**AIM OF THE EXERCISE**
Copy every line of the material below word for word, leaving out the pictures.

(Image layout annotations)
━━━━━━━━
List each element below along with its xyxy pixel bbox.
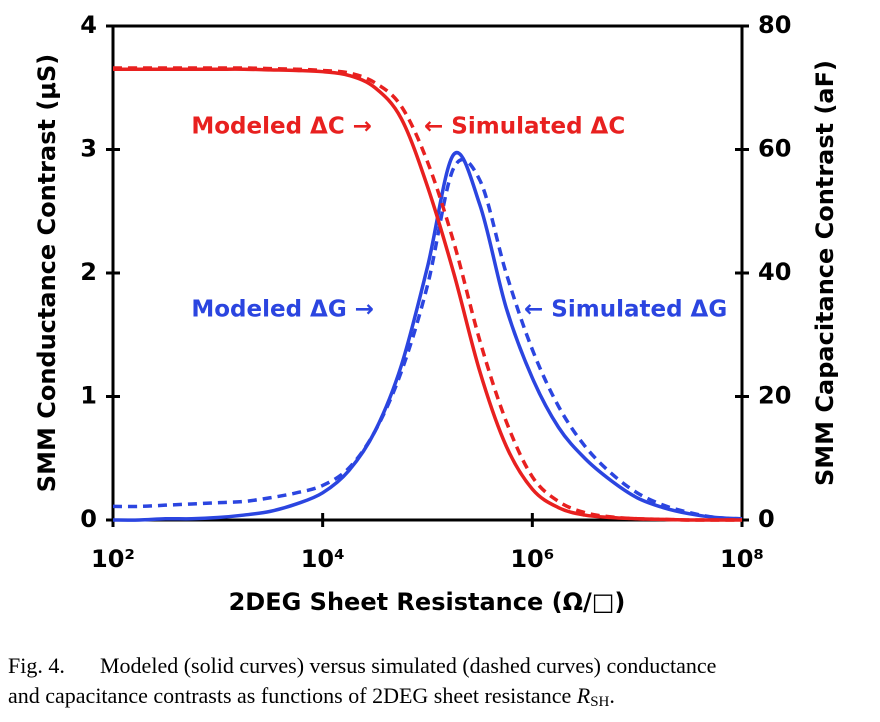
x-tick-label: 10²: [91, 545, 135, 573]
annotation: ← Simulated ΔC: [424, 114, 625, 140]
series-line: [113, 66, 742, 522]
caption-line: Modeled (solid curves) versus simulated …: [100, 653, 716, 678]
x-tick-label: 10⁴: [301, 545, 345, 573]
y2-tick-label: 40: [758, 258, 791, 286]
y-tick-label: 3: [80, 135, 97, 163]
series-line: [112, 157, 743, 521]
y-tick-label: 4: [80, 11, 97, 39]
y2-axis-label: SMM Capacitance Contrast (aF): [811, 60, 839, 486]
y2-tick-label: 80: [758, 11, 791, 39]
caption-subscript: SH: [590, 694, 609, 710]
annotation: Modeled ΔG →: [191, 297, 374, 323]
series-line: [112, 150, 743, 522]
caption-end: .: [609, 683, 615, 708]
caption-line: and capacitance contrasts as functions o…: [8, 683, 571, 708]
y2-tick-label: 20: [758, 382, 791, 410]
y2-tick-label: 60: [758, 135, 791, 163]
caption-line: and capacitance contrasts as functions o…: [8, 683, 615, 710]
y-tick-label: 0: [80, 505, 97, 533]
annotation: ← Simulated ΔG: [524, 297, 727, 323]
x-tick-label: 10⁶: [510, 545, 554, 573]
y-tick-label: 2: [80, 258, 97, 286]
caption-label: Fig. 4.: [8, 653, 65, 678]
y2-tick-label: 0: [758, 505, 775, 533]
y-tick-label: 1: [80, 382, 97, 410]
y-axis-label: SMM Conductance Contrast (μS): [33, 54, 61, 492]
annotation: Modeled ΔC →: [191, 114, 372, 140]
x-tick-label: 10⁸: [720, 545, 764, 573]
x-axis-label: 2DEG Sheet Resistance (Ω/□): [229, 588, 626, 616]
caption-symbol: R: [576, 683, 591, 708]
━━━━━━━━
**THE REPLY**
List each element below along with its xyxy pixel bbox.
x-tick-label: 10²: [91, 545, 135, 573]
annotation: ← Simulated ΔC: [424, 114, 625, 140]
series-line: [113, 66, 742, 522]
caption-line: Modeled (solid curves) versus simulated …: [100, 653, 716, 678]
x-tick-label: 10⁴: [301, 545, 345, 573]
y2-tick-label: 40: [758, 258, 791, 286]
y-tick-label: 3: [80, 135, 97, 163]
series-line: [112, 157, 743, 521]
y-tick-label: 4: [80, 11, 97, 39]
y2-axis-label: SMM Capacitance Contrast (aF): [811, 60, 839, 486]
y2-tick-label: 80: [758, 11, 791, 39]
caption-subscript: SH: [590, 694, 609, 710]
annotation: Modeled ΔG →: [191, 297, 374, 323]
series-line: [112, 150, 743, 522]
caption-end: .: [609, 683, 615, 708]
caption-line: and capacitance contrasts as functions o…: [8, 683, 571, 708]
y2-tick-label: 20: [758, 382, 791, 410]
y2-tick-label: 60: [758, 135, 791, 163]
caption-line: and capacitance contrasts as functions o…: [8, 683, 615, 710]
y-tick-label: 0: [80, 505, 97, 533]
annotation: ← Simulated ΔG: [524, 297, 727, 323]
x-tick-label: 10⁶: [510, 545, 554, 573]
y-tick-label: 2: [80, 258, 97, 286]
caption-label: Fig. 4.: [8, 653, 65, 678]
y2-tick-label: 0: [758, 505, 775, 533]
y-tick-label: 1: [80, 382, 97, 410]
y-axis-label: SMM Conductance Contrast (μS): [33, 54, 61, 492]
annotation: Modeled ΔC →: [191, 114, 372, 140]
x-tick-label: 10⁸: [720, 545, 764, 573]
x-axis-label: 2DEG Sheet Resistance (Ω/□): [229, 588, 626, 616]
caption-symbol: R: [576, 683, 591, 708]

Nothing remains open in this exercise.